[Raw records]
┄┄┄┄┄┄┄┄┄┄

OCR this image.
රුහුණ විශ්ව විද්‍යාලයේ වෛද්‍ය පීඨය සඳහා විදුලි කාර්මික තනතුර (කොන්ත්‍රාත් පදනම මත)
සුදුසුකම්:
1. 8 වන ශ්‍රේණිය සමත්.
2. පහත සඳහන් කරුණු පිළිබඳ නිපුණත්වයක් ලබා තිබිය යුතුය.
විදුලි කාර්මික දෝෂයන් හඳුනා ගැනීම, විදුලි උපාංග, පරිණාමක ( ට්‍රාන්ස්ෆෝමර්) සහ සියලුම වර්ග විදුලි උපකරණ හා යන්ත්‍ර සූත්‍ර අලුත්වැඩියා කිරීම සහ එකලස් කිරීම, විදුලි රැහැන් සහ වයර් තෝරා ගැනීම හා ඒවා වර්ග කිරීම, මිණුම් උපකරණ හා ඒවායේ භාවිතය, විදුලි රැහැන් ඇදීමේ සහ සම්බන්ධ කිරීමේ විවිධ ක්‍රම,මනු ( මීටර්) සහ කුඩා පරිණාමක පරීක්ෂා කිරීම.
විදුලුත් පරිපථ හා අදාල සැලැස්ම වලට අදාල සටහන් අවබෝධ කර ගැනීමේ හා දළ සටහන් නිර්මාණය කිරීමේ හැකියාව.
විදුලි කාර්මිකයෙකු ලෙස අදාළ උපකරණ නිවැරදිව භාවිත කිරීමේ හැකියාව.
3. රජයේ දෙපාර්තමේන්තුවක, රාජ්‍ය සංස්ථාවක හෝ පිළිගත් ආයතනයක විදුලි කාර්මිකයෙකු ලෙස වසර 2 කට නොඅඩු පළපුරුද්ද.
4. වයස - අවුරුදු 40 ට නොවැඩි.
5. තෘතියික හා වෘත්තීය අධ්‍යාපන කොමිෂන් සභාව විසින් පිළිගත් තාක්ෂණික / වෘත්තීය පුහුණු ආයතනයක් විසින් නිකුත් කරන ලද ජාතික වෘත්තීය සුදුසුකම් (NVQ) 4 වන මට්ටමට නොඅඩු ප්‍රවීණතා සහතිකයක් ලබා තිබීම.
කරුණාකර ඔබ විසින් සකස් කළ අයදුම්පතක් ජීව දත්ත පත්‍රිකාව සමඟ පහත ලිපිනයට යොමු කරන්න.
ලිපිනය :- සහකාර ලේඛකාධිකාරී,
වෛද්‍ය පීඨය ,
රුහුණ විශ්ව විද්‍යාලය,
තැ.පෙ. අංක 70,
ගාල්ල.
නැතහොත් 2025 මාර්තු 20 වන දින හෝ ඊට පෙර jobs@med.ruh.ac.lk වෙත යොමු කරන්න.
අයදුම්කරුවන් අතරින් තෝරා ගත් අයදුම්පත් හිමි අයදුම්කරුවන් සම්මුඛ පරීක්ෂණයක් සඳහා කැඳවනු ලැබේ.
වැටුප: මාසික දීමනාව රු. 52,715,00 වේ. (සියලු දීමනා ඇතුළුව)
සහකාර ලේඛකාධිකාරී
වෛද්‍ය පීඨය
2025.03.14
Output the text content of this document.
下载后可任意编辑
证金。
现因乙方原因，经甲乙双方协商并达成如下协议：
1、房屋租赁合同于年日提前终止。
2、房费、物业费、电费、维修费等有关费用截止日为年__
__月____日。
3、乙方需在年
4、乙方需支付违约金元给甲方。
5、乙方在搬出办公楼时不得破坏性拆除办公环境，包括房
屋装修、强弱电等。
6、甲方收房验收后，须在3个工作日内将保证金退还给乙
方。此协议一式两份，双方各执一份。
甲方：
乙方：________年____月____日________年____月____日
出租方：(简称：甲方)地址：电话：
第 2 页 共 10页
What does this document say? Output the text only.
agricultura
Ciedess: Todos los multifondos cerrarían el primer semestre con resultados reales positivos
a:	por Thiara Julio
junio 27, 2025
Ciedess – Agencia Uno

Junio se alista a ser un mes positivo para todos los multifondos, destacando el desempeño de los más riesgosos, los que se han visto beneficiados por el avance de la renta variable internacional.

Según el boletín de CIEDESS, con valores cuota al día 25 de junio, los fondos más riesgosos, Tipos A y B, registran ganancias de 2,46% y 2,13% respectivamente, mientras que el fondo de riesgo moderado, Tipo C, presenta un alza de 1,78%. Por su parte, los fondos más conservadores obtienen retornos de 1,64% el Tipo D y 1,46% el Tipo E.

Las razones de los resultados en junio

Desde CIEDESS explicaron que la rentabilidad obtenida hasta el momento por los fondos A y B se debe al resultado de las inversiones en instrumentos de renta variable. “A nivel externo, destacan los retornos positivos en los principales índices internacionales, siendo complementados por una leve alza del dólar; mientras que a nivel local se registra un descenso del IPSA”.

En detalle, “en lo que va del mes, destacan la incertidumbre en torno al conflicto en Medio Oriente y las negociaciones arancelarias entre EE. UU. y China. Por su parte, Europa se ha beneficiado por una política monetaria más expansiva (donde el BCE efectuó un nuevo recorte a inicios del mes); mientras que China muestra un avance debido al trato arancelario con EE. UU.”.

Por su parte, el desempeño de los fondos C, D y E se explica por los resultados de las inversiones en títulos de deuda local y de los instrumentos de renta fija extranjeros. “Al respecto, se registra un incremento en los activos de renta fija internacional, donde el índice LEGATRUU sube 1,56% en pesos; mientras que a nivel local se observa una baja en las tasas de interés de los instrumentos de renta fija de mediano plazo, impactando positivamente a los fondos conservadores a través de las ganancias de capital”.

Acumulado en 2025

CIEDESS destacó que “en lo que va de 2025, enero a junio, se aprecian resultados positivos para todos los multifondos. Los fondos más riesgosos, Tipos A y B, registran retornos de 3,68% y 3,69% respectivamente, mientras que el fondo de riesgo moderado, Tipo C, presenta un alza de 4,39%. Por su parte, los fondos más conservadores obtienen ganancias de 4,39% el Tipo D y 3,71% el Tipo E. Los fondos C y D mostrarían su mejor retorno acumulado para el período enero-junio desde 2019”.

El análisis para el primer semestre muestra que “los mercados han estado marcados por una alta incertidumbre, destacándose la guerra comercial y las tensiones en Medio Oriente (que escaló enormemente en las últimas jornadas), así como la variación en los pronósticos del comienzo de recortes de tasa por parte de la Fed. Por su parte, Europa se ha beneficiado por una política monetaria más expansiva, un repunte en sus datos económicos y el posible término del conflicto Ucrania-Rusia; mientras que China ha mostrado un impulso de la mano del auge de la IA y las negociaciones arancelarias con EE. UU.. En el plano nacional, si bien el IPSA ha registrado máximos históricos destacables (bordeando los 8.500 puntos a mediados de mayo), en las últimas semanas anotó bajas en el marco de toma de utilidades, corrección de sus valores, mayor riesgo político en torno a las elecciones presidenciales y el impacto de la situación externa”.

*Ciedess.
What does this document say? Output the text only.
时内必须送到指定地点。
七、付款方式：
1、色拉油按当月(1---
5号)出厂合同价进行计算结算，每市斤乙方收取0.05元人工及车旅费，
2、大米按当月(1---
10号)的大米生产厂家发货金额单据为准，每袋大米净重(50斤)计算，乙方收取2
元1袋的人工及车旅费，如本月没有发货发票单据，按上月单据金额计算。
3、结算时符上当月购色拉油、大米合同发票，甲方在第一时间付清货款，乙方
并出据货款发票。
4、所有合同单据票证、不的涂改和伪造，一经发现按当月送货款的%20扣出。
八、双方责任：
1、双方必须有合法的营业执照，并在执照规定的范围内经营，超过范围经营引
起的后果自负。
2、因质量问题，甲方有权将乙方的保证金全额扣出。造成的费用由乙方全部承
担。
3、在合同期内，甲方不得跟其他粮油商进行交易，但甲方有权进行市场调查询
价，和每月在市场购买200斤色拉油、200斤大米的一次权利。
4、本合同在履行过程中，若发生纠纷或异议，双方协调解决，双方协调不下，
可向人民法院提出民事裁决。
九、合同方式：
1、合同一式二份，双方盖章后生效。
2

┄┄┄┄┄┄┄┄┄┄

From the data, pick out every line that includes "ආයතනයක".

▶ _ANSWER TO THE TASK_:
3. රජයේ දෙපාර්තමේන්තුවක, රාජ්‍ය සංස්ථාවක හෝ පිළිගත් ආයතනයක විදුලි කාර්මිකයෙකු ලෙස වසර 2 කට නොඅඩු පළපුරුද්ද.
5. තෘතියික හා වෘත්තීය අධ්‍යාපන කොමිෂන් සභාව විසින් පිළිගත් තාක්ෂණික / වෘත්තීය පුහුණු ආයතනයක් විසින් නිකුත් කරන ලද ජාතික වෘත්තීය සුදුසුකම් (NVQ) 4 වන මට්ටමට නොඅඩු ප්‍රවීණතා සහතිකයක් ලබා තිබීම.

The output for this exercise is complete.